(Consigna 1)
Reproduce al pie de la letra las líneas de los registros comprendidas entre la que contiene "inset-data-point — [1326, 263, 1336, 274]" y la que contiene "inset-plot-frame — [1314, 91, 1940, 517]". Empieza en la primera y detente después de la segunda, ambas incluidas.

(Texto de lectura)
= = = = =
Nunca un error sobre el campo de fútbol tuvo peores consecuencias. Netflix estrena mañana una serie sobre el futbolista colombiano asesinado por el narcotráfico tras marcar un gol en propia meta durante el Mundial de 1994

El futbolista colombiano 
Andrés Escobar fotografiado en 1994.
El futbolista colombiano Andrés Escobar fotografiado en 1994.imago sportfotodienst (imago sportfotodienst / Cordon Press)
Eva Güimil

“Mami, al tío Andrés lo van a matar”. La frase la pronunció Felipe Ángel Escobar, de diez años, a su madre el 22 de junio de 1994 tras una jugada que la televisión ha repetido miles de veces desde entonces. El centrocampista de la selección estadounidense Mike Sorber lanzó un centro del área colombiana y, para evitar que un delantero la cazase al vuelo, el defensa Andrés Escobar se lanzó con las dos piernas por delante e introdujo el balón en su propia portería. Fue el primer gol de un partido que acabaría con derrota de los colombianos por dos a uno, lo que suponía el adiós al Mundial de Fútbol de 1994.

Lo que sucedió aquella noche en el Rose Bowl de Pasadena ante 90.000 espectadores es un lance del juego tan desafortunado como cotidiano (este mismo fin de semana se marcaron dos goles en propia meta tan sólo en el Brighton-Chelsea de la Premier). Si casi tres décadas después lo recordamos con nitidez es porque diez días después se cumplió la profecía de Felipe Ángel. A su tío Andrés Escobar le descerrajaron seis tiros en la cabeza. Tenía 27 años. Que su asesinato estaba vinculado con aquel fatídico despeje es algo que nadie en Colombia dudaba. Ni siquiera un niño.

Que casi tres décadas después la herida no está cerrada y el suceso sigue despertando un interés desmedido lo demuestra que esta semana llegue a Netflix Goles en Contra, del director Carlos Moreno, una miniserie que pretende reflejar el auge y caída del fútbol colombiano entre 1987 y 1994, un periodo de demasiadas sombras.

La selección de Colombia había llegado al Mundial de Estados Unidos con la vitola de favorita, más por el peso de sus individualidades que por su trayectoria histórica. Allí estaban el inconfundible Carlos Valderrama, Faustino Asprilla, Freddy Rincón o el Tren Valencia, y al frente, Pacho Maturana, que poco después entrenaría al Atlético de Madrid. Una fase clasificatoria impecable coronada por un cero a cinco contra la Argentina de Simeone y Batistuta en el Estadio Monumental de Buenos Aires habían disparado las expectativas del país.
= = = = =
(Registros de origen)
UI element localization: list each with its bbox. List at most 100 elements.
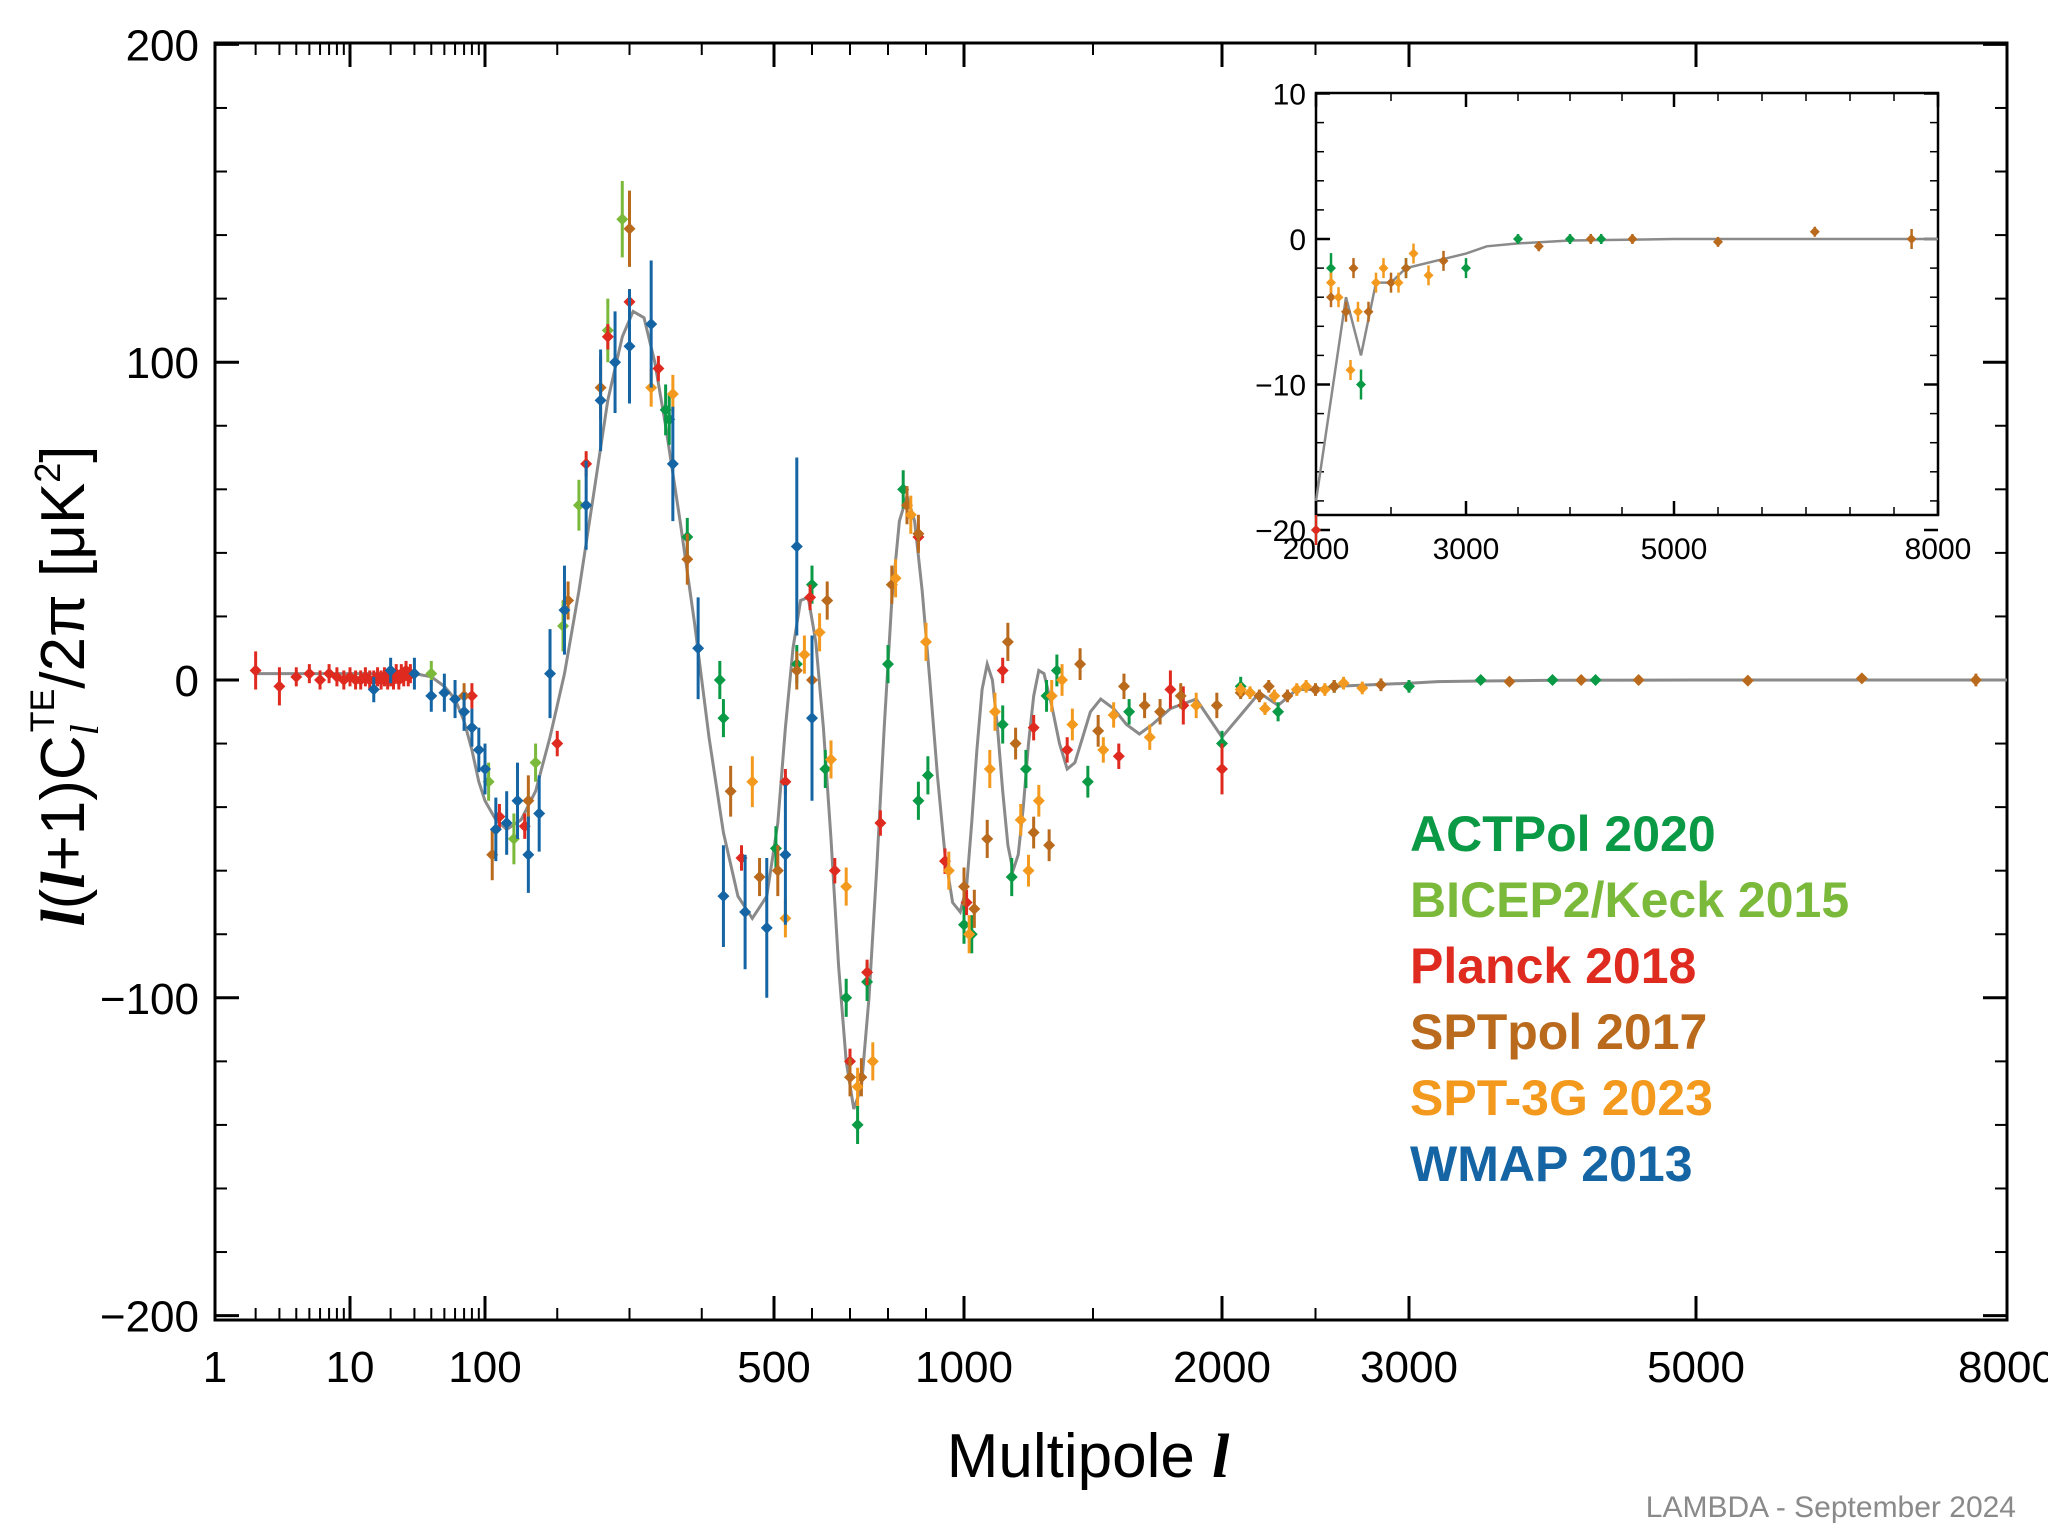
inset-data-point — [1326, 263, 1336, 274]
data-point — [713, 674, 726, 686]
inset-data-point — [1585, 234, 1596, 244]
x-tick-label: 3000 — [1360, 1343, 1458, 1392]
data-point — [840, 991, 853, 1004]
data-point — [1259, 702, 1272, 715]
inset-y-tick-label: 0 — [1289, 224, 1306, 257]
inset-data-point — [1906, 234, 1917, 244]
data-point — [981, 832, 994, 845]
inset-plot-frame — [1314, 91, 1940, 517]
inset-data-point — [1809, 226, 1820, 237]
inset-data-point — [1386, 277, 1396, 288]
data-point — [290, 670, 303, 683]
data-point — [652, 362, 665, 375]
data-point — [1589, 674, 1602, 686]
y-axis-title-l1: l — [30, 909, 98, 927]
data-point — [438, 686, 451, 699]
inset-data-point — [1371, 277, 1381, 288]
inset-data-point — [1408, 248, 1419, 259]
credit-label: LAMBDA - September 2024 — [1646, 1491, 2016, 1524]
inset-data-point — [1311, 525, 1321, 535]
data-point — [851, 1080, 864, 1093]
y-axis-title-rest: +1)C — [29, 735, 98, 871]
data-point — [572, 499, 585, 512]
data-point — [968, 902, 981, 915]
data-point — [623, 222, 636, 235]
legend-entry: WMAP 2013 — [1410, 1136, 1693, 1192]
data-point — [904, 508, 917, 521]
data-point — [1005, 871, 1018, 884]
data-point — [458, 705, 471, 718]
data-point — [1045, 689, 1058, 702]
data-point — [942, 864, 955, 877]
data-point — [1575, 674, 1588, 686]
data-point — [1027, 826, 1040, 839]
y-axis-title-tail: /2π [μK — [29, 483, 98, 689]
legend-entry: Planck 2018 — [1410, 938, 1696, 994]
data-point — [828, 864, 841, 877]
main-data-points — [249, 181, 1982, 1144]
data-point — [1032, 794, 1045, 807]
inset-x-tick-label: 3000 — [1433, 533, 1500, 566]
data-point — [958, 918, 970, 931]
data-point — [425, 667, 438, 680]
data-point — [1253, 689, 1266, 702]
data-point — [472, 743, 485, 756]
data-point — [1234, 683, 1247, 696]
data-point — [249, 664, 262, 677]
data-point — [558, 604, 571, 617]
data-point — [779, 848, 792, 861]
x-tick-label: 100 — [448, 1343, 521, 1392]
data-point — [1043, 839, 1056, 852]
data-point — [983, 762, 996, 775]
data-point — [594, 394, 607, 407]
inset-data-point — [1326, 292, 1336, 303]
y-tick-label: 100 — [126, 339, 199, 388]
data-point — [798, 648, 811, 661]
data-point — [806, 712, 818, 725]
data-point — [681, 553, 694, 566]
inset-x-tick-label: 5000 — [1641, 533, 1708, 566]
data-point — [1061, 743, 1074, 756]
data-point — [1050, 664, 1063, 677]
data-point — [844, 1071, 856, 1084]
data-point — [874, 817, 887, 830]
data-point — [408, 667, 421, 680]
data-point — [1117, 680, 1130, 693]
data-point — [1268, 689, 1281, 702]
data-point — [1546, 674, 1559, 686]
data-point — [779, 775, 792, 788]
data-point — [314, 674, 327, 686]
data-point — [1056, 674, 1069, 686]
y-tick-label: −200 — [100, 1293, 199, 1342]
data-point — [921, 769, 934, 782]
data-point — [1001, 635, 1014, 648]
data-point — [666, 387, 679, 400]
data-point — [465, 721, 478, 734]
data-point — [623, 340, 636, 353]
y-tick-label: 0 — [175, 657, 199, 706]
inset-y-tick-label: −10 — [1255, 370, 1306, 403]
y-axis-title-close: ] — [29, 445, 98, 462]
data-point — [1244, 686, 1257, 699]
series-bicep2-keck-2015 — [425, 181, 629, 865]
data-point — [425, 689, 438, 702]
data-point — [790, 664, 803, 677]
data-point — [367, 683, 380, 696]
x-axis-title-symbol: l — [1212, 1423, 1230, 1491]
series-wmap-2013 — [367, 260, 818, 998]
data-point — [769, 842, 782, 855]
data-point — [1337, 677, 1350, 690]
data-point — [1097, 743, 1110, 756]
inset-data-point — [1341, 306, 1351, 317]
data-point — [529, 756, 542, 769]
inset-x-tick-label: 8000 — [1905, 533, 1972, 566]
x-tick-label: 8000 — [1958, 1343, 2048, 1392]
data-point — [912, 794, 925, 807]
data-point — [489, 823, 502, 836]
inset-data-point — [1423, 270, 1434, 281]
inset-data-point — [1533, 241, 1544, 252]
data-point — [912, 527, 925, 540]
data-point — [616, 213, 629, 226]
y-axis-title-sub: l — [62, 724, 107, 735]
= = = = =
(Consigna 2)
Cita literalmente el pasaje del texto de lectura sobre Andrés Escobar que empieza en las palabras "La selección de" y termina después de "expectativas del país.".

(Respuesta final 1)
inset-data-point — [1326, 263, 1336, 274]
data-point — [713, 674, 726, 686]
inset-data-point — [1585, 234, 1596, 244]
x-tick-label: 3000 — [1360, 1343, 1458, 1392]
data-point — [840, 991, 853, 1004]
data-point — [1259, 702, 1272, 715]
inset-y-tick-label: 0 — [1289, 224, 1306, 257]
inset-data-point — [1906, 234, 1917, 244]
data-point — [981, 832, 994, 845]
inset-plot-frame — [1314, 91, 1940, 517]

(Respuesta final 2)
La selección de Colombia había llegado al Mundial de Estados Unidos con la vitola de favorita, más por el peso de sus individualidades que por su trayectoria histórica. Allí estaban el inconfundible Carlos Valderrama, Faustino Asprilla, Freddy Rincón o el Tren Valencia, y al frente, Pacho Maturana, que poco después entrenaría al Atlético de Madrid. Una fase clasificatoria impecable coronada por un cero a cinco contra la Argentina de Simeone y Batistuta en el Estadio Monumental de Buenos Aires habían disparado las expectativas del país.